*PROBLEM*:
Only the number is wanted: how many lines contain the word "screenshot"?

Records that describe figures

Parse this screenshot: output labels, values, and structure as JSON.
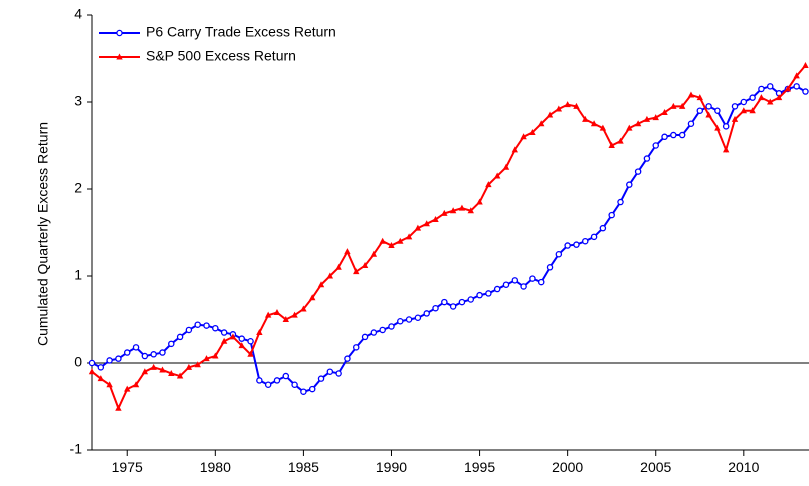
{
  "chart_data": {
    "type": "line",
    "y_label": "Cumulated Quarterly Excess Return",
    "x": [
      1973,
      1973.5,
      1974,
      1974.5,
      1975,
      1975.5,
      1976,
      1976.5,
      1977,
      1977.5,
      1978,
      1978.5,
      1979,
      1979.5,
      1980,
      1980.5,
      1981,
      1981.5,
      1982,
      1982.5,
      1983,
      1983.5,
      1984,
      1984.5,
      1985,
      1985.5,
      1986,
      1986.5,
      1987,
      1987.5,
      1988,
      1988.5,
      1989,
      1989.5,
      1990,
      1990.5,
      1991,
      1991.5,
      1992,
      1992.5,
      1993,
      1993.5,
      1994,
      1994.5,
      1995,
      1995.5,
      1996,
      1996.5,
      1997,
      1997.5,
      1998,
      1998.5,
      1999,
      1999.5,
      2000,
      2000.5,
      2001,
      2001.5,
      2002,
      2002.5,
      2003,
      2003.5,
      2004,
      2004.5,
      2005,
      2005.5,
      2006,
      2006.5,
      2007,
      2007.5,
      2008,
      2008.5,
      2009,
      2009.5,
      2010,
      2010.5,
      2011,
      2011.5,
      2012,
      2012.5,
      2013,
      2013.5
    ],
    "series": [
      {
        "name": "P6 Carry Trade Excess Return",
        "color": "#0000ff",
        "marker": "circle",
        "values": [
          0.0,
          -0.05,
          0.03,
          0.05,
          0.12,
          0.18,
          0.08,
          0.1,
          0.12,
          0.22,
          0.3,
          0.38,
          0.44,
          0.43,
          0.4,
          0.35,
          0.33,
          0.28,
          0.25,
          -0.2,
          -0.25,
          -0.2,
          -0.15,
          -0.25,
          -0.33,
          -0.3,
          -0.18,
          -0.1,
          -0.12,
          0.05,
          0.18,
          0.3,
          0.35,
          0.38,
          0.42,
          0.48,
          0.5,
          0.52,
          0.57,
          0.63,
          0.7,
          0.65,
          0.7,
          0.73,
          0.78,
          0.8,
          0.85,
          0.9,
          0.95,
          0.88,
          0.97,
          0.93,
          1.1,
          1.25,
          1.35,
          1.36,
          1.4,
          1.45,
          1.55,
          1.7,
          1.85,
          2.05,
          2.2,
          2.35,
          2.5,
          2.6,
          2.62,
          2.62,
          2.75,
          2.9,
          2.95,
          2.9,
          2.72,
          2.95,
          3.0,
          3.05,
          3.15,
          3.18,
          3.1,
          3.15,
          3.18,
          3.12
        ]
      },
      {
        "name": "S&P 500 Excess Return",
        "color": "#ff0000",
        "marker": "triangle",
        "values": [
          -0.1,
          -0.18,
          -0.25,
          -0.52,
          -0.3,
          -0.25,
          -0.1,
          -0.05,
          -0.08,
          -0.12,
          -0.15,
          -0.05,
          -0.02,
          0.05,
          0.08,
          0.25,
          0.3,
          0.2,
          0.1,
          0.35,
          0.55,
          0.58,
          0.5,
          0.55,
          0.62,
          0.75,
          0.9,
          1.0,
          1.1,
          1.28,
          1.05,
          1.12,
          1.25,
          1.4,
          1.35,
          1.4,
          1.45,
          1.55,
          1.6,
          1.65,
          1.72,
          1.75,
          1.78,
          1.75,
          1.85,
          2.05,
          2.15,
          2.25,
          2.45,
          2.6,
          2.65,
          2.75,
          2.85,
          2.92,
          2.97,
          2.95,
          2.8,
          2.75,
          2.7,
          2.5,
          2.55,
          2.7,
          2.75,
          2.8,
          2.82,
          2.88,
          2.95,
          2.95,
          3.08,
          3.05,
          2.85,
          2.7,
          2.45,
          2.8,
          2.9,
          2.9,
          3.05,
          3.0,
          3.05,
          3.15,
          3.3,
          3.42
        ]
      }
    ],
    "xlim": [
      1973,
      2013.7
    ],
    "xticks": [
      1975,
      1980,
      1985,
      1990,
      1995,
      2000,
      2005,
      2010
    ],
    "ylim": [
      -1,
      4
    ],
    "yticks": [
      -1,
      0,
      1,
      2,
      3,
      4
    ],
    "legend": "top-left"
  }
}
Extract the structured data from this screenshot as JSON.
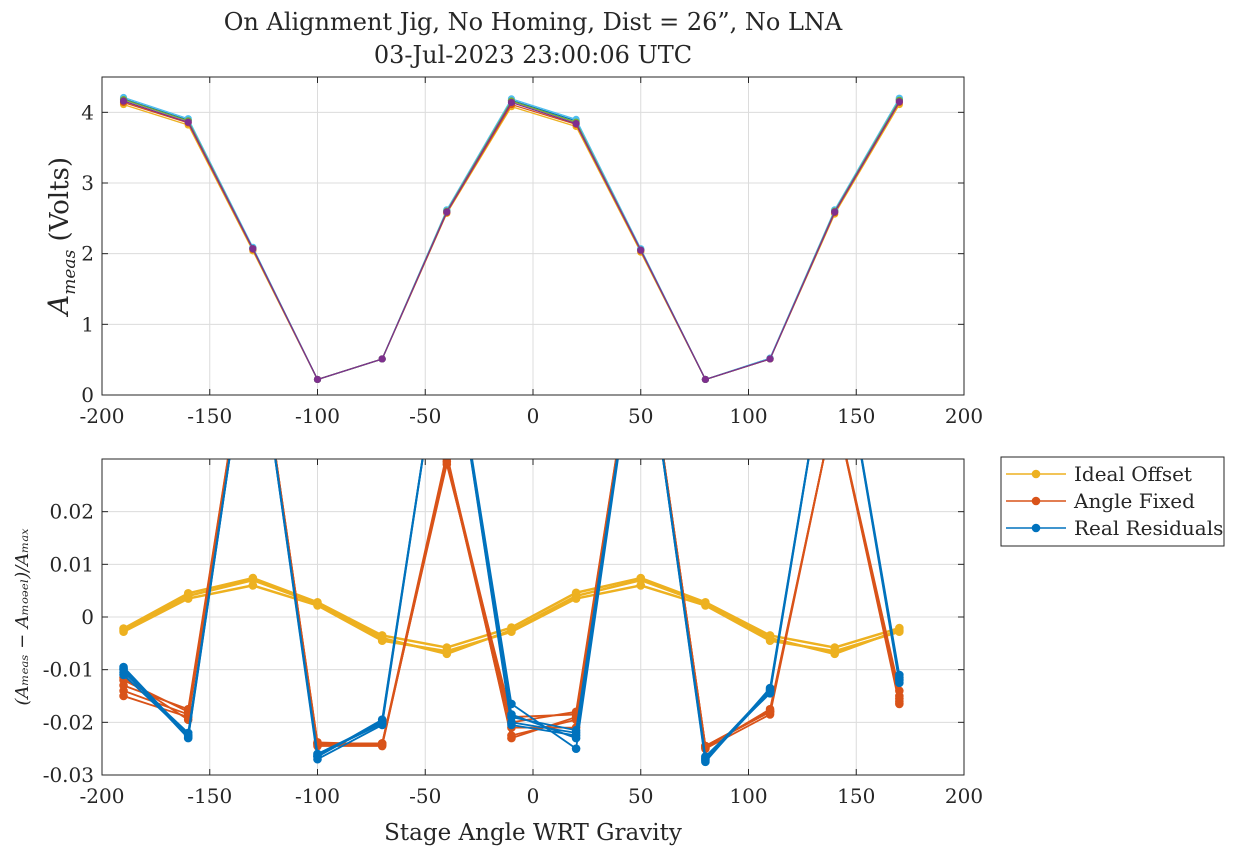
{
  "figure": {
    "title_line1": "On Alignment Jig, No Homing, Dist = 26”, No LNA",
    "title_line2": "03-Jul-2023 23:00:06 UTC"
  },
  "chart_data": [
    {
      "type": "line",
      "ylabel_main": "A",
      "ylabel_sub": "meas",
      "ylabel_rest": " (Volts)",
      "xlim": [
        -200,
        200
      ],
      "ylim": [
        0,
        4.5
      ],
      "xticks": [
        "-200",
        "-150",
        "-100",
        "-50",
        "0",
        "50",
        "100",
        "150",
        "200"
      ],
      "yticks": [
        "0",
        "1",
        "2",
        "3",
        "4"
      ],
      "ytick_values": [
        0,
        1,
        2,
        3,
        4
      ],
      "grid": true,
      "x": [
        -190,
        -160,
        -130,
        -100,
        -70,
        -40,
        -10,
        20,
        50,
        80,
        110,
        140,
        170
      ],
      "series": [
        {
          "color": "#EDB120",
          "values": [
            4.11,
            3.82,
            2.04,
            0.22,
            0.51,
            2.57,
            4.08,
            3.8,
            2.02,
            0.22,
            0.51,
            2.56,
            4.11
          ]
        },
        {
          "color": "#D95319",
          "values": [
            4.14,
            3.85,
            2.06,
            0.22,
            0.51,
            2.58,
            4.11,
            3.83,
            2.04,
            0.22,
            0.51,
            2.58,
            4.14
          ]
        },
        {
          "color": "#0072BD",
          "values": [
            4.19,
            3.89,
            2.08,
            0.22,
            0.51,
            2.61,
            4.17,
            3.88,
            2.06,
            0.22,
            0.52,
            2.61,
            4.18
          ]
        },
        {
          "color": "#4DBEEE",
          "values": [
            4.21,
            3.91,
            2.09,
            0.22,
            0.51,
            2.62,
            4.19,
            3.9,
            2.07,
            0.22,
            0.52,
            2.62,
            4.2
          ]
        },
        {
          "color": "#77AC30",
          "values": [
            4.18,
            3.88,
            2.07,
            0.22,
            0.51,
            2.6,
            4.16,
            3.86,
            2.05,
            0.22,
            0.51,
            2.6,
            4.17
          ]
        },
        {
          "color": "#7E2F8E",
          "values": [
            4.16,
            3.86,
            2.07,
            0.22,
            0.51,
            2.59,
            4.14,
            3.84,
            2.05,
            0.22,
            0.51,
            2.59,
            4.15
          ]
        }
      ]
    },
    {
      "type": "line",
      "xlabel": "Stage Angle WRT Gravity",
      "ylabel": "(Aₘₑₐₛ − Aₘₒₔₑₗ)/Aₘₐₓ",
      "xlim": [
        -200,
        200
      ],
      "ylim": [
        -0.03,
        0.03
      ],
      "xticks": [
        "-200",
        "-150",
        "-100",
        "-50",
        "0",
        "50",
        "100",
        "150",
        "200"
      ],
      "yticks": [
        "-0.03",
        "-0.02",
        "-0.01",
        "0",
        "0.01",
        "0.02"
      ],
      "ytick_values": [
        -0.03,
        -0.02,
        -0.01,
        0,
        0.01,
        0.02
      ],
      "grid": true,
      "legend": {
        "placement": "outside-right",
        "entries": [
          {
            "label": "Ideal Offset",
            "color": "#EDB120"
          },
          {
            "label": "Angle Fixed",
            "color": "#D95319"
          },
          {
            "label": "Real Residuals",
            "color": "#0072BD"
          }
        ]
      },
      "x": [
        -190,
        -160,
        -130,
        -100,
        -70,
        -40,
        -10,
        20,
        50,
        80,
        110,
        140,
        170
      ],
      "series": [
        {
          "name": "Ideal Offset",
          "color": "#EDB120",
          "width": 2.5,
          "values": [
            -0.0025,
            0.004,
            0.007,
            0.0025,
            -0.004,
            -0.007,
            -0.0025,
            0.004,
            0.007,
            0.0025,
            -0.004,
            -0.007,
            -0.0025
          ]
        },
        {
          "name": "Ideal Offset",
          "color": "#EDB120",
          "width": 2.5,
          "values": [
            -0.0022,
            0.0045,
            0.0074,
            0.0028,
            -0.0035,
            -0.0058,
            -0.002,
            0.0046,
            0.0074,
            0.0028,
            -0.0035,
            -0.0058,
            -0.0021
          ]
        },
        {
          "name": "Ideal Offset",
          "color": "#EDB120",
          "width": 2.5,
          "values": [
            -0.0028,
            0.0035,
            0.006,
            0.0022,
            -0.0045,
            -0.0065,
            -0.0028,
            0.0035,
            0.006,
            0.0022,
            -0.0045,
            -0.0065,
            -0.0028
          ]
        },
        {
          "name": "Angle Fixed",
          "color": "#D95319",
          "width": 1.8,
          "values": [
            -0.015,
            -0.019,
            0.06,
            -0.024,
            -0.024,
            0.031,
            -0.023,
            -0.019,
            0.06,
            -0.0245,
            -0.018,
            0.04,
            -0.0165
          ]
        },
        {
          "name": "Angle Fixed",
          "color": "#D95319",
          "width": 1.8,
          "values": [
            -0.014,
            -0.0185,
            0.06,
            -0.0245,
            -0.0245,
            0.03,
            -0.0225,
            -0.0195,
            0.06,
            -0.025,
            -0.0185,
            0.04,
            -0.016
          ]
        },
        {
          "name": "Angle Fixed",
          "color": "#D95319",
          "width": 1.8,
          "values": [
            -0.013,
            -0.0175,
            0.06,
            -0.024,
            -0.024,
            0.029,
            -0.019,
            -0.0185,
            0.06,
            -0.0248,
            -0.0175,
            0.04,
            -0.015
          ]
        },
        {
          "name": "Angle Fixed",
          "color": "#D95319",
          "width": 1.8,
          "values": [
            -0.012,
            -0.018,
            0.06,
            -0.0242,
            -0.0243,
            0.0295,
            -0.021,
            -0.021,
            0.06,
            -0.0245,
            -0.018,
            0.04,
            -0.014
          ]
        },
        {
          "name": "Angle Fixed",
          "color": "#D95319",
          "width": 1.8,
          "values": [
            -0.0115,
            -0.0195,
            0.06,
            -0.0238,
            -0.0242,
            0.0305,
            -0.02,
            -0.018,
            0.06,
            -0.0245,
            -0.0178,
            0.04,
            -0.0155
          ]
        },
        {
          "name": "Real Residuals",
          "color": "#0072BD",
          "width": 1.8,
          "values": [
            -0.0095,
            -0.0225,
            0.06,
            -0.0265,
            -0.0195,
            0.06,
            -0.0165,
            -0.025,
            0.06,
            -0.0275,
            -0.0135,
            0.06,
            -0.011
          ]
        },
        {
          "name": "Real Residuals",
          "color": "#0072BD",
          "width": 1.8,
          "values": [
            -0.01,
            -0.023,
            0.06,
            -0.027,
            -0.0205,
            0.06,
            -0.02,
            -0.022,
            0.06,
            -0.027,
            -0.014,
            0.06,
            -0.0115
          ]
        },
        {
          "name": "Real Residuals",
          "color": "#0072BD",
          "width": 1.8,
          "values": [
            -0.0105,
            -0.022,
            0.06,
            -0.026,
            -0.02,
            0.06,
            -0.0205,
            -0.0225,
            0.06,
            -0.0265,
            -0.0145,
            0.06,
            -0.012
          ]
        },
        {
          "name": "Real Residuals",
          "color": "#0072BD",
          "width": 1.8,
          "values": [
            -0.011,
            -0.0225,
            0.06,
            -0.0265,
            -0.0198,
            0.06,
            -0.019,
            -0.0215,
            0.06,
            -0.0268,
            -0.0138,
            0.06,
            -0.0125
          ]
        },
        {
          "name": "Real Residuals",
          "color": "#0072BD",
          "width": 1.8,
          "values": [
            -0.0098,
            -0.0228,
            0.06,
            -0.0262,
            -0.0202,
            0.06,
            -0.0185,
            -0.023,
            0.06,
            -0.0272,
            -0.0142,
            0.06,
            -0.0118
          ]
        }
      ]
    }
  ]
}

*RESPONSE FOR THIS EXERCISE*:
2